▶ _What the task asks_
Search the listing below for the word "cinereis" and copy each line that holds it.

┄┄┄┄┄┄

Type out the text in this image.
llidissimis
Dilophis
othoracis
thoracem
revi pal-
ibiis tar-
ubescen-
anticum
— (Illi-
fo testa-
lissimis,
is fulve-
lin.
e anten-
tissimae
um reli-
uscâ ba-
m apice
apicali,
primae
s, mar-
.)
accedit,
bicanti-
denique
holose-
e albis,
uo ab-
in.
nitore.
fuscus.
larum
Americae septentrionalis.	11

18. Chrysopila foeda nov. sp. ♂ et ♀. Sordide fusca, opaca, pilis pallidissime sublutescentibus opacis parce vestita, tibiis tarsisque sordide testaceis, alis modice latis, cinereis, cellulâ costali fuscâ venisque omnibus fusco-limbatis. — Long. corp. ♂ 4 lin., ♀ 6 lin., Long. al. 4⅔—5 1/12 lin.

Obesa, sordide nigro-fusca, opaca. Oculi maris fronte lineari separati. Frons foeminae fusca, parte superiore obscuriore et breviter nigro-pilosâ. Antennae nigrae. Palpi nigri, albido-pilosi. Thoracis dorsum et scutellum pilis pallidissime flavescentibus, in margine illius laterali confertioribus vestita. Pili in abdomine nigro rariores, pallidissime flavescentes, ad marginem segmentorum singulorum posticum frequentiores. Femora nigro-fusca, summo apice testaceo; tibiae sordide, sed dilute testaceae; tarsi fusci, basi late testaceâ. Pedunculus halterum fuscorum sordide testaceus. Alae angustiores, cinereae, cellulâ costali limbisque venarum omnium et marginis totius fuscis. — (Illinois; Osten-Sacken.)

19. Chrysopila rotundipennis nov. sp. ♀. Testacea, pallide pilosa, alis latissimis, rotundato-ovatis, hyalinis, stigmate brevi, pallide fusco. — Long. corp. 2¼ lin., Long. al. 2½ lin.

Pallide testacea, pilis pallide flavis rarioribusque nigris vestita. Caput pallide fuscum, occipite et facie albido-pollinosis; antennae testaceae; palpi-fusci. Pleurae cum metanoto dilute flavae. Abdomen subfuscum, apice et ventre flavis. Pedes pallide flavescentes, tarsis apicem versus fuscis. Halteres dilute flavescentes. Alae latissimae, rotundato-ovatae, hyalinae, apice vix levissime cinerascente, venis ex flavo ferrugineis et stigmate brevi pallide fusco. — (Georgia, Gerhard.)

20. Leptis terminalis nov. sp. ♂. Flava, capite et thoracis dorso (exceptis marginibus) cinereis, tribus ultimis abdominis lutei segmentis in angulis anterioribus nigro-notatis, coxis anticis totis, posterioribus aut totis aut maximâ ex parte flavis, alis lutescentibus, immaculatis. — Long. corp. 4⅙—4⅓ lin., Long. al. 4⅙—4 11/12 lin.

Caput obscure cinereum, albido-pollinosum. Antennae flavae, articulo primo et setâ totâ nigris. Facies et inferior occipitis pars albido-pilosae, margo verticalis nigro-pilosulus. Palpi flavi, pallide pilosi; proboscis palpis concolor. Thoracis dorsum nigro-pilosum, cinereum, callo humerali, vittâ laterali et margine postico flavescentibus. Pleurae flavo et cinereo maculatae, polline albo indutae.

┄┄┄┄┄┄

▶ _Complete response_
18. Chrysopila foeda nov. sp. ♂ et ♀. Sordide fusca, opaca, pilis pallidissime sublutescentibus opacis parce vestita, tibiis tarsisque sordide testaceis, alis modice latis, cinereis, cellulâ costali fuscâ venisque omnibus fusco-limbatis. — Long. corp. ♂ 4 lin., ♀ 6 lin., Long. al. 4⅔—5 1/12 lin.
20. Leptis terminalis nov. sp. ♂. Flava, capite et thoracis dorso (exceptis marginibus) cinereis, tribus ultimis abdominis lutei segmentis in angulis anterioribus nigro-notatis, coxis anticis totis, posterioribus aut totis aut maximâ ex parte flavis, alis lutescentibus, immaculatis. — Long. corp. 4⅙—4⅓ lin., Long. al. 4⅙—4 11/12 lin.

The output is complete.